◆ **WHAT TO PRODUCE**: Tell whether each statement agrees with the text on Ona Judge: (a) George Washington paid forty-five dollars for Andrew Judge's labor; (b) Ona fled after learning she would be given as a wedding gift to Martha Washington's daughter; (c) Betty and Andrew were married. Answer yes or no for each, quoting the words of the text that decide it.

** start of EXCERPT TO READ **

A National Book Award Finalist for Nonfiction, Never Caught is the eye-opening narrative of Ona Judge, George and Martha Washington’s runaway slave, who risked everything for a better life—now available as a young reader’s edition!

In this incredible narrative, Erica Armstrong Dunbar reveals a fascinating and heartbreaking behind-the-scenes look at the Washingtons when they were the First Family—and an in-depth look at their slave, Ona Judge, who dared to escape from one of the nation’s Founding Fathers.

Born into a life of slavery, Ona Judge eventually grew up to be George and Martha Washington’s “favored” dower slave. When she was told that she was going to be given as a wedding gift to Martha Washington’s granddaughter, Ona made the bold and brave decision to flee to the north, where she would be a fugitive.

From her childhood, to her time with the Washingtons and living in the slave quarters, to her escape to New Hampshire, Erica Armstrong Dunbar, along with Kathleen Van Cleve, shares an intimate glimpse into the life of a little-known, but powerful figure in history, and her brave journey as she fled the most powerful couple in the country.

Excerpt

Never Caught, the Story of Ona Judge CHAPTER ONE AMERICA’S DAUGHTER
ONA’S STORY BEGINS IN VIRGINIA around 1773, when the United States is not yet the United States, and slavery is considered acceptable by many of the white people who live in what comprises the first thirteen colonies. Strangely enough, the American colonies and the American slaves were engaged in a similar quest for freedom. In 1773 the colonists in America—those people who lived in what would be the original thirteen states of the US—decided they wanted to be free from the British government making all their laws. The enslaved people of America, who had been brought over from Africa and the Caribbean as part of the slave trade, wanted to be free to live as they chose. These fights for freedom as a country and as a race of people would become as much a part of Ona’s life as waking up in the morning and breathing.

But first Ona needs to be born.

Ona’s parents were Betty, a woman born into slavery in Virginia, and Andrew Judge, a white indentured servant from England whose labor had been bought by George Washington for forty-five dollars. (An indenture agreement meant that in return for Andrew’s transport to America, as well as food, clothing, shelter, and a small cash allowance, Andrew’s labor was owned for the next four years of his life by whoever purchased his agreement. Still, Andrew had small freedoms as an indentured servant that the enslaved population did not share.) Betty and Andrew were not married. It was illegal for a black person to marry a white person. In fact, it was illegal for slaves to be married at all.

** end of EXCERPT TO READ **
** start of DATA LISTING **

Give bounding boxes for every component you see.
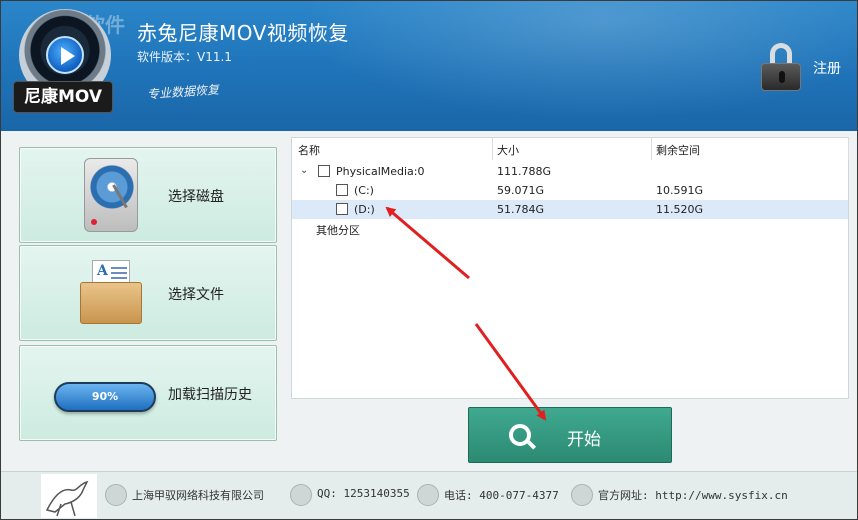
- row-name: (D:): [354, 203, 375, 216]
- row-size: 59.071G: [497, 184, 545, 197]
- column-free-space[interactable]: 剩余空间: [656, 142, 700, 158]
- progress-text: 90%: [91, 390, 119, 403]
- logo-text: 尼康MOV: [13, 81, 113, 113]
- sidebar: 选择磁盘 A 选择文件 90% 加载扫描历史: [9, 137, 285, 447]
- row-name: 其他分区: [316, 224, 360, 237]
- lock-keyhole: [779, 71, 785, 83]
- column-size[interactable]: 大小: [497, 142, 519, 158]
- lock-icon[interactable]: [761, 43, 801, 91]
- search-icon: [509, 424, 531, 446]
- select-file-button[interactable]: A 选择文件: [19, 245, 277, 341]
- row-checkbox[interactable]: [318, 165, 330, 177]
- start-button[interactable]: 开始: [468, 407, 672, 463]
- load-history-button[interactable]: 90% 加载扫描历史: [19, 345, 277, 441]
- qq-icon: [290, 484, 312, 506]
- globe-icon: [571, 484, 593, 506]
- column-name[interactable]: 名称: [298, 142, 320, 158]
- row-name: (C:): [354, 184, 374, 197]
- row-free: 10.591G: [656, 184, 704, 197]
- row-checkbox[interactable]: [336, 203, 348, 215]
- row-free: 11.520G: [656, 203, 704, 216]
- header-banner: 河东软件园 尼康MOV 赤兔尼康MOV视频恢复 软件版本：V11.1 专业数据恢…: [1, 1, 857, 131]
- tree-row-selected[interactable]: (D:) 51.784G 11.520G: [292, 200, 848, 219]
- start-button-label: 开始: [567, 430, 601, 450]
- footer: 上海甲驭网络科技有限公司 QQ: 1253140355 电话: 400-077-…: [1, 471, 857, 519]
- app-version: 软件版本：V11.1: [137, 50, 232, 64]
- tree-row[interactable]: (C:) 59.071G 10.591G: [292, 181, 848, 200]
- company-name: 上海甲驭网络科技有限公司: [132, 489, 264, 502]
- company-logo: [41, 474, 97, 518]
- play-icon: [46, 36, 84, 74]
- register-link[interactable]: 注册: [813, 58, 841, 78]
- row-size: 51.784G: [497, 203, 545, 216]
- folder-shape: [80, 282, 142, 324]
- app-title: 赤兔尼康MOV视频恢复: [137, 21, 349, 45]
- select-disk-label: 选择磁盘: [168, 189, 224, 205]
- company-icon: [105, 484, 127, 506]
- chevron-down-icon[interactable]: ⌄: [300, 165, 308, 176]
- load-history-label: 加载扫描历史: [168, 387, 252, 403]
- partition-tree: 名称 大小 剩余空间 ⌄ PhysicalMedia:0 111.788G (C…: [291, 137, 849, 399]
- disk-led: [91, 219, 97, 225]
- hard-disk-icon: [84, 158, 138, 232]
- website-link[interactable]: 官方网址: http://www.sysfix.cn: [598, 487, 788, 503]
- tree-header: 名称 大小 剩余空间: [292, 138, 849, 160]
- qq-number[interactable]: QQ: 1253140355: [317, 487, 410, 500]
- phone-number: 电话: 400-077-4377: [444, 489, 559, 502]
- row-size: 111.788G: [497, 165, 552, 178]
- row-checkbox[interactable]: [336, 184, 348, 196]
- row-name: PhysicalMedia:0: [336, 165, 425, 178]
- lock-body: [761, 63, 801, 91]
- tree-row[interactable]: ⌄ PhysicalMedia:0 111.788G: [292, 162, 848, 181]
- progress-icon: 90%: [54, 382, 156, 412]
- phone-icon: [417, 484, 439, 506]
- app-slogan: 专业数据恢复: [146, 82, 220, 102]
- select-disk-button[interactable]: 选择磁盘: [19, 147, 277, 243]
- select-file-label: 选择文件: [168, 287, 224, 303]
- tree-row[interactable]: 其他分区: [292, 219, 848, 238]
- app-window: 河东软件园 尼康MOV 赤兔尼康MOV视频恢复 软件版本：V11.1 专业数据恢…: [0, 0, 858, 520]
- folder-document-icon: A: [80, 260, 142, 324]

** end of DATA LISTING **

◆ **THE ANSWER**:
(a) Yes: "whose labor had been bought by George Washington for forty-five dollars"
(b) No: "she was going to be given as a wedding gift to Martha Washington’s granddaughter"
(c) No: "Betty and Andrew were not married."